● Exercise requirements
Repeat every record below exactly, omitting any pictures.

━━━━━━━━━━━━━━━━━━━━━━━━━━━━━━

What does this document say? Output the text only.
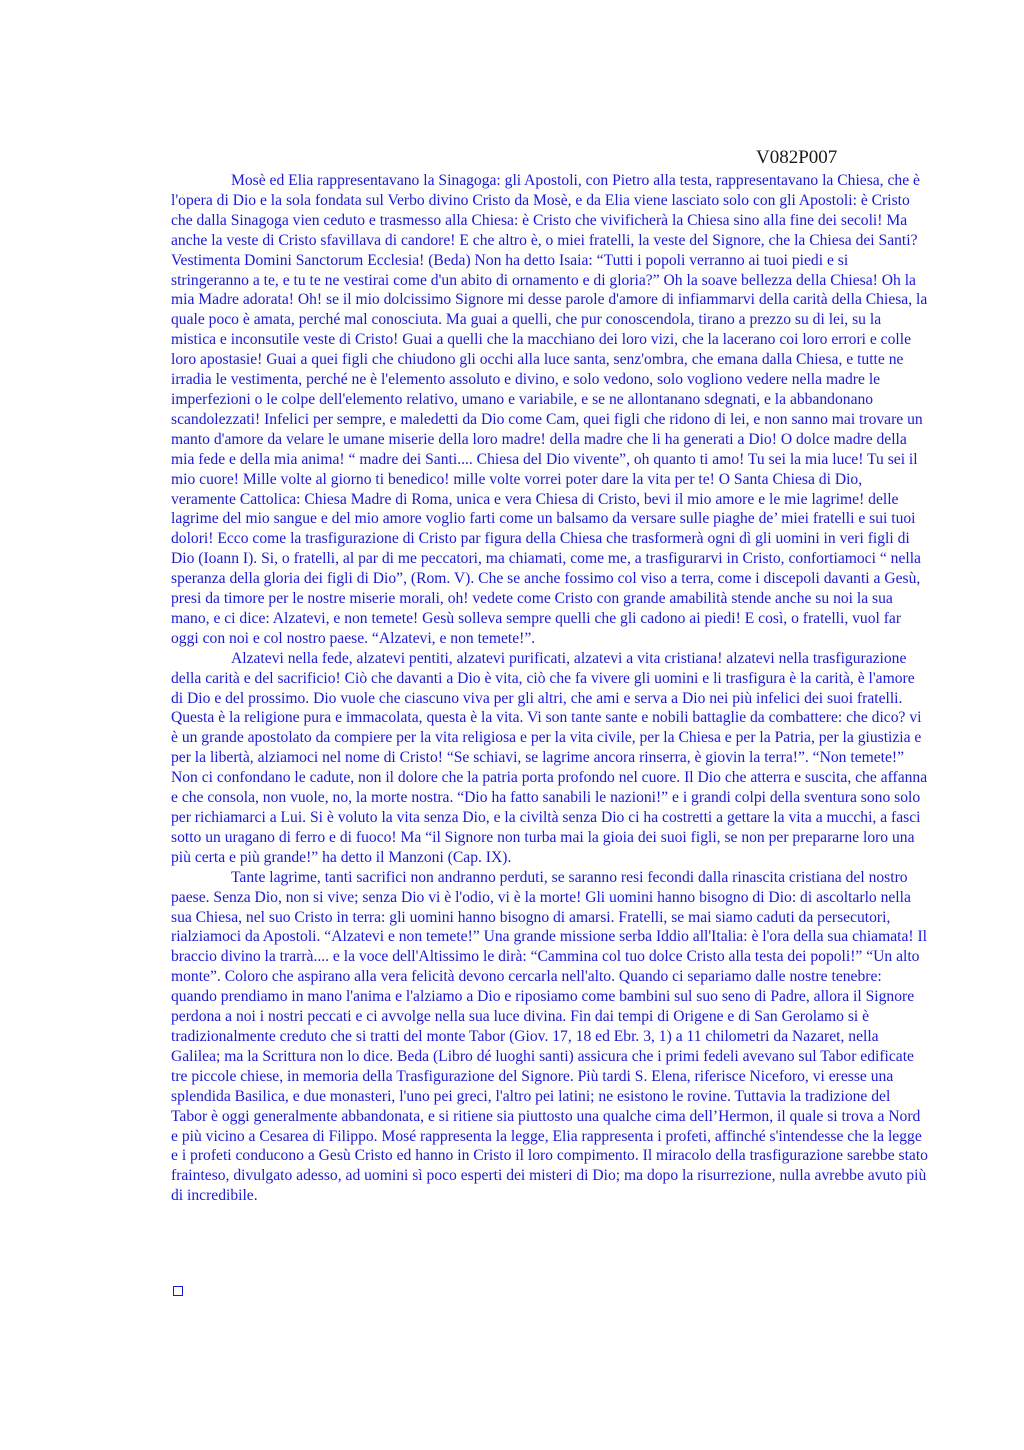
V082P007

Mosè ed Elia rappresentavano la Sinagoga: gli Apostoli, con Pietro alla testa, rappresentavano la Chiesa, che è l'opera di Dio e la sola fondata sul Verbo divino Cristo da Mosè, e da Elia viene lasciato solo con gli Apostoli: è Cristo che dalla Sinagoga vien ceduto e trasmesso alla Chiesa: è Cristo che vivificherà la Chiesa sino alla fine dei secoli! Ma anche la veste di Cristo sfavillava di candore! E che altro è, o miei fratelli, la veste del Signore, che la Chiesa dei Santi? Vestimenta Domini Sanctorum Ecclesia! (Beda) Non ha detto Isaia: “Tutti i popoli verranno ai tuoi piedi e si stringeranno a te, e tu te ne vestirai come d'un abito di ornamento e di gloria?” Oh la soave bellezza della Chiesa! Oh la mia Madre adorata! Oh! se il mio dolcissimo Signore mi desse parole d'amore di infiammarvi della carità della Chiesa, la quale poco è amata, perché mal conosciuta. Ma guai a quelli, che pur conoscendola, tirano a prezzo su di lei, su la mistica e inconsutile veste di Cristo! Guai a quelli che la macchiano dei loro vizi, che la lacerano coi loro errori e colle loro apostasie! Guai a quei figli che chiudono gli occhi alla luce santa, senz'ombra, che emana dalla Chiesa, e tutte ne irradia le vestimenta, perché ne è l'elemento assoluto e divino, e solo vedono, solo vogliono vedere nella madre le imperfezioni o le colpe dell'elemento relativo, umano e variabile, e se ne allontanano sdegnati, e la abbandonano scandolezzati! Infelici per sempre, e maledetti da Dio come Cam, quei figli che ridono di lei, e non sanno mai trovare un manto d'amore da velare le umane miserie della loro madre! della madre che li ha generati a Dio! O dolce madre della mia fede e della mia anima! “ madre dei Santi.... Chiesa del Dio vivente”, oh quanto ti amo! Tu sei la mia luce! Tu sei il mio cuore! Mille volte al giorno ti benedico! mille volte vorrei poter dare la vita per te! O Santa Chiesa di Dio, veramente Cattolica: Chiesa Madre di Roma, unica e vera Chiesa di Cristo, bevi il mio amore e le mie lagrime! delle lagrime del mio sangue e del mio amore voglio farti come un balsamo da versare sulle piaghe de’ miei fratelli e sui tuoi dolori! Ecco come la trasfigurazione di Cristo par figura della Chiesa che trasformerà ogni dì gli uomini in veri figli di Dio (Ioann I). Si, o fratelli, al par di me peccatori, ma chiamati, come me, a trasfigurarvi in Cristo, confortiamoci “ nella speranza della gloria dei figli di Dio”, (Rom. V). Che se anche fossimo col viso a terra, come i discepoli davanti a Gesù, presi da timore per le nostre miserie morali, oh! vedete come Cristo con grande amabilità stende anche su noi la sua mano, e ci dice: Alzatevi, e non temete! Gesù solleva sempre quelli che gli cadono ai piedi! E così, o fratelli, vuol far oggi con noi e col nostro paese. “Alzatevi, e non temete!”.

Alzatevi nella fede, alzatevi pentiti, alzatevi purificati, alzatevi a vita cristiana! alzatevi nella trasfigurazione della carità e del sacrificio! Ciò che davanti a Dio è vita, ciò che fa vivere gli uomini e li trasfigura è la carità, è l'amore di Dio e del prossimo. Dio vuole che ciascuno viva per gli altri, che ami e serva a Dio nei più infelici dei suoi fratelli. Questa è la religione pura e immacolata, questa è la vita. Vi son tante sante e nobili battaglie da combattere: che dico? vi è un grande apostolato da compiere per la vita religiosa e per la vita civile, per la Chiesa e per la Patria, per la giustizia e per la libertà, alziamoci nel nome di Cristo! “Se schiavi, se lagrime ancora rinserra, è giovin la terra!”. “Non temete!” Non ci confondano le cadute, non il dolore che la patria porta profondo nel cuore. Il Dio che atterra e suscita, che affanna e che consola, non vuole, no, la morte nostra. “Dio ha fatto sanabili le nazioni!” e i grandi colpi della sventura sono solo per richiamarci a Lui. Si è voluto la vita senza Dio, e la civiltà senza Dio ci ha costretti a gettare la vita a mucchi, a fasci sotto un uragano di ferro e di fuoco! Ma “il Signore non turba mai la gioia dei suoi figli, se non per prepararne loro una più certa e più grande!” ha detto il Manzoni (Cap. IX).

Tante lagrime, tanti sacrifici non andranno perduti, se saranno resi fecondi dalla rinascita cristiana del nostro paese. Senza Dio, non si vive; senza Dio vi è l'odio, vi è la morte! Gli uomini hanno bisogno di Dio: di ascoltarlo nella sua Chiesa, nel suo Cristo in terra: gli uomini hanno bisogno di amarsi. Fratelli, se mai siamo caduti da persecutori, rialziamoci da Apostoli. “Alzatevi e non temete!” Una grande missione serba Iddio all'Italia: è l'ora della sua chiamata! Il braccio divino la trarrà.... e la voce dell'Altissimo le dirà: “Cammina col tuo dolce Cristo alla testa dei popoli!” “Un alto monte”. Coloro che aspirano alla vera felicità devono cercarla nell'alto. Quando ci separiamo dalle nostre tenebre: quando prendiamo in mano l'anima e l'alziamo a Dio e riposiamo come bambini sul suo seno di Padre, allora il Signore perdona a noi i nostri peccati e ci avvolge nella sua luce divina. Fin dai tempi di Origene e di San Gerolamo si è tradizionalmente creduto che si tratti del monte Tabor (Giov. 17, 18 ed Ebr. 3, 1) a 11 chilometri da Nazaret, nella Galilea; ma la Scrittura non lo dice. Beda (Libro dé luoghi santi) assicura che i primi fedeli avevano sul Tabor edificate tre piccole chiese, in memoria della Trasfigurazione del Signore. Più tardi S. Elena, riferisce Niceforo, vi eresse una splendida Basilica, e due monasteri, l'uno pei greci, l'altro pei latini; ne esistono le rovine. Tuttavia la tradizione del Tabor è oggi generalmente abbandonata, e si ritiene sia piuttosto una qualche cima dell’Hermon, il quale si trova a Nord e più vicino a Cesarea di Filippo. Mosé rappresenta la legge, Elia rappresenta i profeti, affinché s'intendesse che la legge e i profeti conducono a Gesù Cristo ed hanno in Cristo il loro compimento. Il miracolo della trasfigurazione sarebbe stato frainteso, divulgato adesso, ad uomini sì poco esperti dei misteri di Dio; ma dopo la risurrezione, nulla avrebbe avuto più di incredibile.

━━━━━━━━━━━━━━━━━━━━━━━━━━━━━━

● Exercise answer
What does this document say? Output the text only.
V082P007

Mosè ed Elia rappresentavano la Sinagoga: gli Apostoli, con Pietro alla testa, rappresentavano la Chiesa, che è l'opera di Dio e la sola fondata sul Verbo divino Cristo da Mosè, e da Elia viene lasciato solo con gli Apostoli: è Cristo che dalla Sinagoga vien ceduto e trasmesso alla Chiesa: è Cristo che vivificherà la Chiesa sino alla fine dei secoli! Ma anche la veste di Cristo sfavillava di candore! E che altro è, o miei fratelli, la veste del Signore, che la Chiesa dei Santi? Vestimenta Domini Sanctorum Ecclesia! (Beda) Non ha detto Isaia: “Tutti i popoli verranno ai tuoi piedi e si stringeranno a te, e tu te ne vestirai come d'un abito di ornamento e di gloria?” Oh la soave bellezza della Chiesa! Oh la mia Madre adorata! Oh! se il mio dolcissimo Signore mi desse parole d'amore di infiammarvi della carità della Chiesa, la quale poco è amata, perché mal conosciuta. Ma guai a quelli, che pur conoscendola, tirano a prezzo su di lei, su la mistica e inconsutile veste di Cristo! Guai a quelli che la macchiano dei loro vizi, che la lacerano coi loro errori e colle loro apostasie! Guai a quei figli che chiudono gli occhi alla luce santa, senz'ombra, che emana dalla Chiesa, e tutte ne irradia le vestimenta, perché ne è l'elemento assoluto e divino, e solo vedono, solo vogliono vedere nella madre le imperfezioni o le colpe dell'elemento relativo, umano e variabile, e se ne allontanano sdegnati, e la abbandonano scandolezzati! Infelici per sempre, e maledetti da Dio come Cam, quei figli che ridono di lei, e non sanno mai trovare un manto d'amore da velare le umane miserie della loro madre! della madre che li ha generati a Dio! O dolce madre della mia fede e della mia anima! “ madre dei Santi.... Chiesa del Dio vivente”, oh quanto ti amo! Tu sei la mia luce! Tu sei il mio cuore! Mille volte al giorno ti benedico! mille volte vorrei poter dare la vita per te! O Santa Chiesa di Dio, veramente Cattolica: Chiesa Madre di Roma, unica e vera Chiesa di Cristo, bevi il mio amore e le mie lagrime! delle lagrime del mio sangue e del mio amore voglio farti come un balsamo da versare sulle piaghe de’ miei fratelli e sui tuoi dolori! Ecco come la trasfigurazione di Cristo par figura della Chiesa che trasformerà ogni dì gli uomini in veri figli di Dio (Ioann I). Si, o fratelli, al par di me peccatori, ma chiamati, come me, a trasfigurarvi in Cristo, confortiamoci “ nella speranza della gloria dei figli di Dio”, (Rom. V). Che se anche fossimo col viso a terra, come i discepoli davanti a Gesù, presi da timore per le nostre miserie morali, oh! vedete come Cristo con grande amabilità stende anche su noi la sua mano, e ci dice: Alzatevi, e non temete! Gesù solleva sempre quelli che gli cadono ai piedi! E così, o fratelli, vuol far oggi con noi e col nostro paese. “Alzatevi, e non temete!”.

Alzatevi nella fede, alzatevi pentiti, alzatevi purificati, alzatevi a vita cristiana! alzatevi nella trasfigurazione della carità e del sacrificio! Ciò che davanti a Dio è vita, ciò che fa vivere gli uomini e li trasfigura è la carità, è l'amore di Dio e del prossimo. Dio vuole che ciascuno viva per gli altri, che ami e serva a Dio nei più infelici dei suoi fratelli. Questa è la religione pura e immacolata, questa è la vita. Vi son tante sante e nobili battaglie da combattere: che dico? vi è un grande apostolato da compiere per la vita religiosa e per la vita civile, per la Chiesa e per la Patria, per la giustizia e per la libertà, alziamoci nel nome di Cristo! “Se schiavi, se lagrime ancora rinserra, è giovin la terra!”. “Non temete!” Non ci confondano le cadute, non il dolore che la patria porta profondo nel cuore. Il Dio che atterra e suscita, che affanna e che consola, non vuole, no, la morte nostra. “Dio ha fatto sanabili le nazioni!” e i grandi colpi della sventura sono solo per richiamarci a Lui. Si è voluto la vita senza Dio, e la civiltà senza Dio ci ha costretti a gettare la vita a mucchi, a fasci sotto un uragano di ferro e di fuoco! Ma “il Signore non turba mai la gioia dei suoi figli, se non per prepararne loro una più certa e più grande!” ha detto il Manzoni (Cap. IX).

Tante lagrime, tanti sacrifici non andranno perduti, se saranno resi fecondi dalla rinascita cristiana del nostro paese. Senza Dio, non si vive; senza Dio vi è l'odio, vi è la morte! Gli uomini hanno bisogno di Dio: di ascoltarlo nella sua Chiesa, nel suo Cristo in terra: gli uomini hanno bisogno di amarsi. Fratelli, se mai siamo caduti da persecutori, rialziamoci da Apostoli. “Alzatevi e non temete!” Una grande missione serba Iddio all'Italia: è l'ora della sua chiamata! Il braccio divino la trarrà.... e la voce dell'Altissimo le dirà: “Cammina col tuo dolce Cristo alla testa dei popoli!” “Un alto monte”. Coloro che aspirano alla vera felicità devono cercarla nell'alto. Quando ci separiamo dalle nostre tenebre: quando prendiamo in mano l'anima e l'alziamo a Dio e riposiamo come bambini sul suo seno di Padre, allora il Signore perdona a noi i nostri peccati e ci avvolge nella sua luce divina. Fin dai tempi di Origene e di San Gerolamo si è tradizionalmente creduto che si tratti del monte Tabor (Giov. 17, 18 ed Ebr. 3, 1) a 11 chilometri da Nazaret, nella Galilea; ma la Scrittura non lo dice. Beda (Libro dé luoghi santi) assicura che i primi fedeli avevano sul Tabor edificate tre piccole chiese, in memoria della Trasfigurazione del Signore. Più tardi S. Elena, riferisce Niceforo, vi eresse una splendida Basilica, e due monasteri, l'uno pei greci, l'altro pei latini; ne esistono le rovine. Tuttavia la tradizione del Tabor è oggi generalmente abbandonata, e si ritiene sia piuttosto una qualche cima dell’Hermon, il quale si trova a Nord e più vicino a Cesarea di Filippo. Mosé rappresenta la legge, Elia rappresenta i profeti, affinché s'intendesse che la legge e i profeti conducono a Gesù Cristo ed hanno in Cristo il loro compimento. Il miracolo della trasfigurazione sarebbe stato frainteso, divulgato adesso, ad uomini sì poco esperti dei misteri di Dio; ma dopo la risurrezione, nulla avrebbe avuto più di incredibile.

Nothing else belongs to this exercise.